Data entries
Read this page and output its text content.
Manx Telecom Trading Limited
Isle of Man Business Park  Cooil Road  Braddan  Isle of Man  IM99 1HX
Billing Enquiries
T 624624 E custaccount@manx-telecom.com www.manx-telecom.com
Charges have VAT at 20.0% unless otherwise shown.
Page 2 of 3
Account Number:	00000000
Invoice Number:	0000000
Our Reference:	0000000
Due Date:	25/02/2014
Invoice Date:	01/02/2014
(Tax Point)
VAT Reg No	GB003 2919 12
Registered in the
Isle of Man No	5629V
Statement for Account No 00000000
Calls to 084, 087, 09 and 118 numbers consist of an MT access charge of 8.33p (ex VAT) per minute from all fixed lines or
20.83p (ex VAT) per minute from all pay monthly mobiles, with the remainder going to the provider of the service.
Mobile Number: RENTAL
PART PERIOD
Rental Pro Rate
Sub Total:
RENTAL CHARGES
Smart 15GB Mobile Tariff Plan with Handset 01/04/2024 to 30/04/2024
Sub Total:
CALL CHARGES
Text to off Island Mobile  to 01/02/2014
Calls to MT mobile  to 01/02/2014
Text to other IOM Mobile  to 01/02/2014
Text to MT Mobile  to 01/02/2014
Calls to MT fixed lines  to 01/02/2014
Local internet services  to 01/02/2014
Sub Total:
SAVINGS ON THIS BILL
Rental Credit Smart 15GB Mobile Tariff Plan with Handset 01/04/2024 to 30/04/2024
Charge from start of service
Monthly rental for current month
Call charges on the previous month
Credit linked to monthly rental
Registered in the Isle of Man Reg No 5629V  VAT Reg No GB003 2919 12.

---

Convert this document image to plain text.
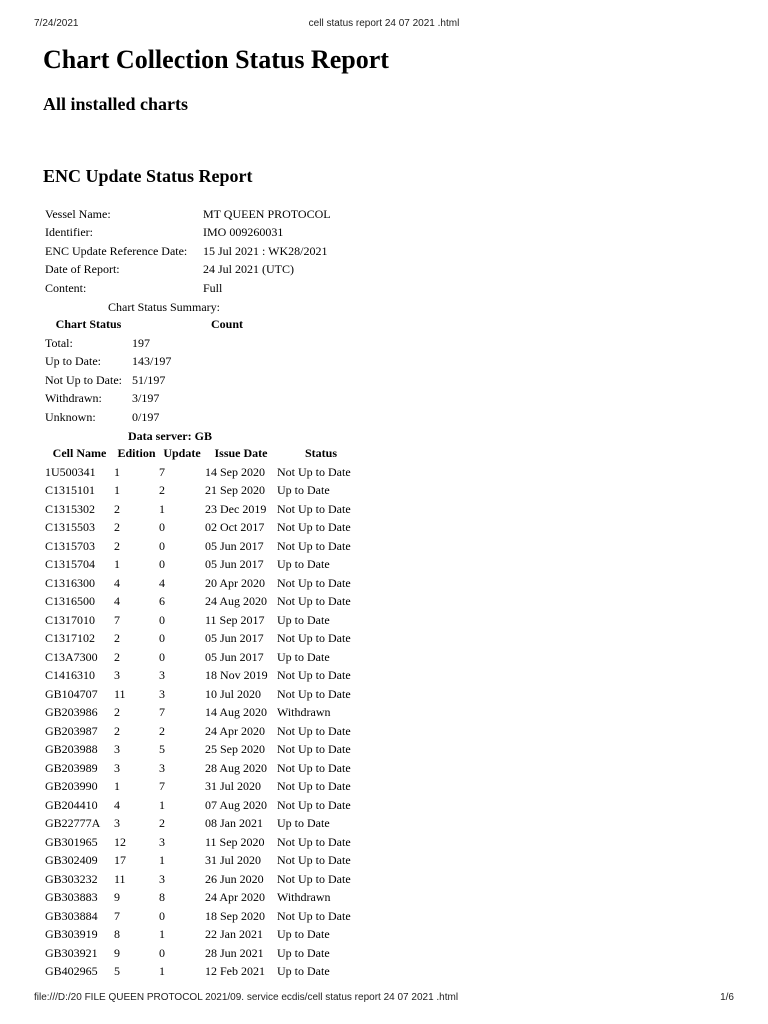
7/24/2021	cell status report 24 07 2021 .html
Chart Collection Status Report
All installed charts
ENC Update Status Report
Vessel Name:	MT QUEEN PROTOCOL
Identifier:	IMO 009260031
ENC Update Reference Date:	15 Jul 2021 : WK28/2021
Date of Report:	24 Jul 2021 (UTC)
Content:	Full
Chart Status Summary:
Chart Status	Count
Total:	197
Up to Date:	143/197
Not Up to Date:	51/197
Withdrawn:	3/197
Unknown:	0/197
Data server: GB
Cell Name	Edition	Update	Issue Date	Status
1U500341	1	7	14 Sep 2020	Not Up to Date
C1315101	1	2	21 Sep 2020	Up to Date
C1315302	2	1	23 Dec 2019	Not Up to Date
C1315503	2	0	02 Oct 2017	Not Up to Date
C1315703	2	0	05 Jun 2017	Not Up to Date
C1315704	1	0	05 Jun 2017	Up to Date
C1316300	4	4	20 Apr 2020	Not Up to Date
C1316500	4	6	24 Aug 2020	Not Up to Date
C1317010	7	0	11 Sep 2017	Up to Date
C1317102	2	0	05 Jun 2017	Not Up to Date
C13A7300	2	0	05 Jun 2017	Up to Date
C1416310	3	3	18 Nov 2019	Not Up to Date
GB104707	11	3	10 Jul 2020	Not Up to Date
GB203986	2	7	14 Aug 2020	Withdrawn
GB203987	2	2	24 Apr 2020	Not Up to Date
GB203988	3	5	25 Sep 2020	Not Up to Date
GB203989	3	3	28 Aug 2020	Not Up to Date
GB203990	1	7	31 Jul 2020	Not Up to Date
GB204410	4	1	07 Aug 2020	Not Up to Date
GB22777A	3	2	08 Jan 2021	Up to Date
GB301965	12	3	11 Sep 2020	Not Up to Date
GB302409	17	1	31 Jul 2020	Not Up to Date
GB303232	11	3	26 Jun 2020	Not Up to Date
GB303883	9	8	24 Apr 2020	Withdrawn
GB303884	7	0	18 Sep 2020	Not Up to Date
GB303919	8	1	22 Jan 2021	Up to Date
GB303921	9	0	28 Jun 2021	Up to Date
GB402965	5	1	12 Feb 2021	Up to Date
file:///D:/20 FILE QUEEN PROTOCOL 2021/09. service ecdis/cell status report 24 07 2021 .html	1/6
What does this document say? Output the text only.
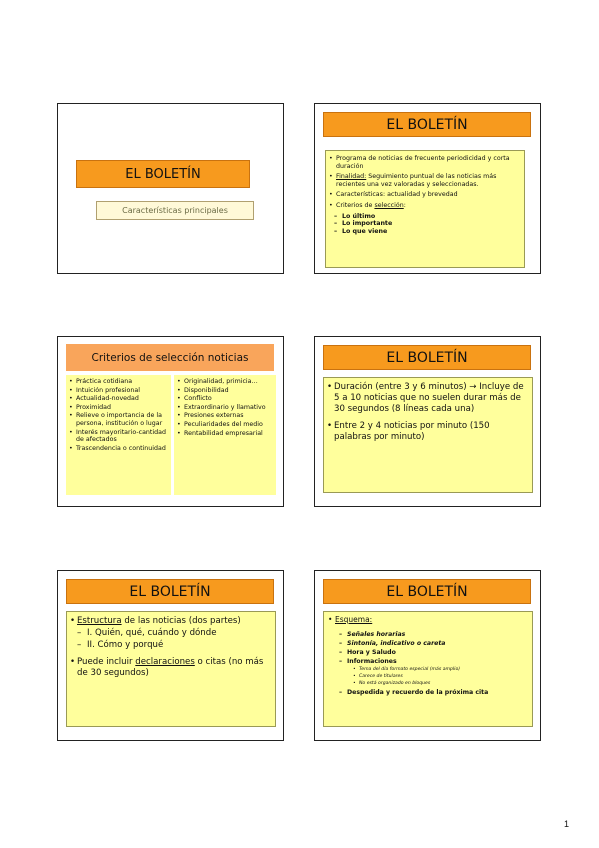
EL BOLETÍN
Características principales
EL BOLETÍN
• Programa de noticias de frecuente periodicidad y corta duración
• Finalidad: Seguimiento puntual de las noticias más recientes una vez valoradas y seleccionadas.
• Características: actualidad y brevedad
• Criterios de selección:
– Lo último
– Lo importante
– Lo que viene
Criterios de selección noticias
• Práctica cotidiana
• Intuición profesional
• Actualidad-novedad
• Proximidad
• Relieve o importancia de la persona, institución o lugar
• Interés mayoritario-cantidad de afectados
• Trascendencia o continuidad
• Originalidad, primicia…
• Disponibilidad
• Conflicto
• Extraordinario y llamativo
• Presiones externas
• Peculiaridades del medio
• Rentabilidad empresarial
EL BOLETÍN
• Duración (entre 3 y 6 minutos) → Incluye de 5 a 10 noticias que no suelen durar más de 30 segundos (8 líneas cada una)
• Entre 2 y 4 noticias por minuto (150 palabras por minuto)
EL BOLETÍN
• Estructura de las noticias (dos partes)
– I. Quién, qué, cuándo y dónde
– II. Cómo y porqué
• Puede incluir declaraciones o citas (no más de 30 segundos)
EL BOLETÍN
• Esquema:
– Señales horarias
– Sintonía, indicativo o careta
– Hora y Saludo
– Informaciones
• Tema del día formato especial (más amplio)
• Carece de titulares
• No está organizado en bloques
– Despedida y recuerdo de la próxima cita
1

SHORT PROBLEM :: Find every line in the records above that holds the word "Características", and copy each one.

CORRECT OUTPUT ::
Características principales
• Características: actualidad y brevedad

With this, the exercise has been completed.